-- start Material supplied --

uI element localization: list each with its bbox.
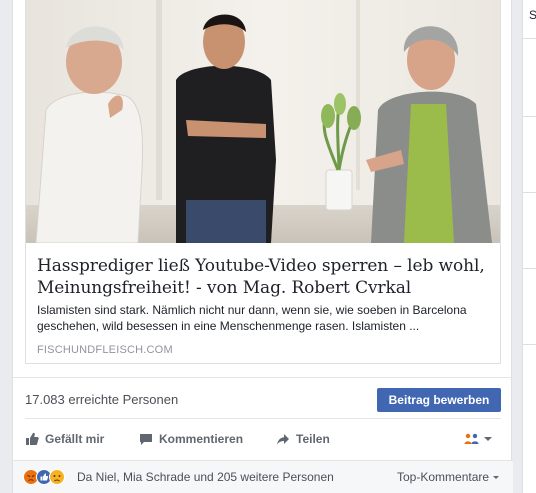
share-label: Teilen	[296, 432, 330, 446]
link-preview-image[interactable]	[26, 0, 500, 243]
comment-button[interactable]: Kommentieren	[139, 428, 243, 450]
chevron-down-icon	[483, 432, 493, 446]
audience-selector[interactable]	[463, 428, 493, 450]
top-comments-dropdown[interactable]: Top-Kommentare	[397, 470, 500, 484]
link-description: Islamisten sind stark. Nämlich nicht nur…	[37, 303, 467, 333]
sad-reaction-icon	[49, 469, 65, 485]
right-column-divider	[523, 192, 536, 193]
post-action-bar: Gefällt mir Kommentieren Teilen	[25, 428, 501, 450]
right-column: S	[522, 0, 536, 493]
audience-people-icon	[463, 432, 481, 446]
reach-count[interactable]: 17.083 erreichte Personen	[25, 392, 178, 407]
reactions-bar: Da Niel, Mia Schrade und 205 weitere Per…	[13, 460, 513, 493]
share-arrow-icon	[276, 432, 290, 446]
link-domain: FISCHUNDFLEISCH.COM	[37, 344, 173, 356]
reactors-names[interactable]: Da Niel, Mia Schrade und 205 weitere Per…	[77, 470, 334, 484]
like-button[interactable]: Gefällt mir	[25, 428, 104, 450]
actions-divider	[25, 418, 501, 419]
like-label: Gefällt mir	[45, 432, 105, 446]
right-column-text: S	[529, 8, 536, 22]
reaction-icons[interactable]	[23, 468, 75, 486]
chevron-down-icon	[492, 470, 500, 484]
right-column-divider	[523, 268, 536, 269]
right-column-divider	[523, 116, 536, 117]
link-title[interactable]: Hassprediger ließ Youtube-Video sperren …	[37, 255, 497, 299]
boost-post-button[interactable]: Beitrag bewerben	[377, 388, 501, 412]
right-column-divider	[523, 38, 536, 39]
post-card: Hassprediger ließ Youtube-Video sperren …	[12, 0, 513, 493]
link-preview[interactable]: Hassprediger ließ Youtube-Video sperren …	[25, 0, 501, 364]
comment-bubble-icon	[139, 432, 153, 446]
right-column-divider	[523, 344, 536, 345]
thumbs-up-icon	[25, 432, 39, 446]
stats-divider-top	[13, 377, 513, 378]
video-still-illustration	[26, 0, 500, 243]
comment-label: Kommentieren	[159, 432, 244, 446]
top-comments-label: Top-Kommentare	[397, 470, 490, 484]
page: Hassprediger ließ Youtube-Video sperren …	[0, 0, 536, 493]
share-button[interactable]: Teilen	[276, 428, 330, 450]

-- end Material supplied --

Your objective:
Count the lines above that contain the string "chevron", treating uppercase and lowercase as distinct, and give only the number.

Problem solution:
2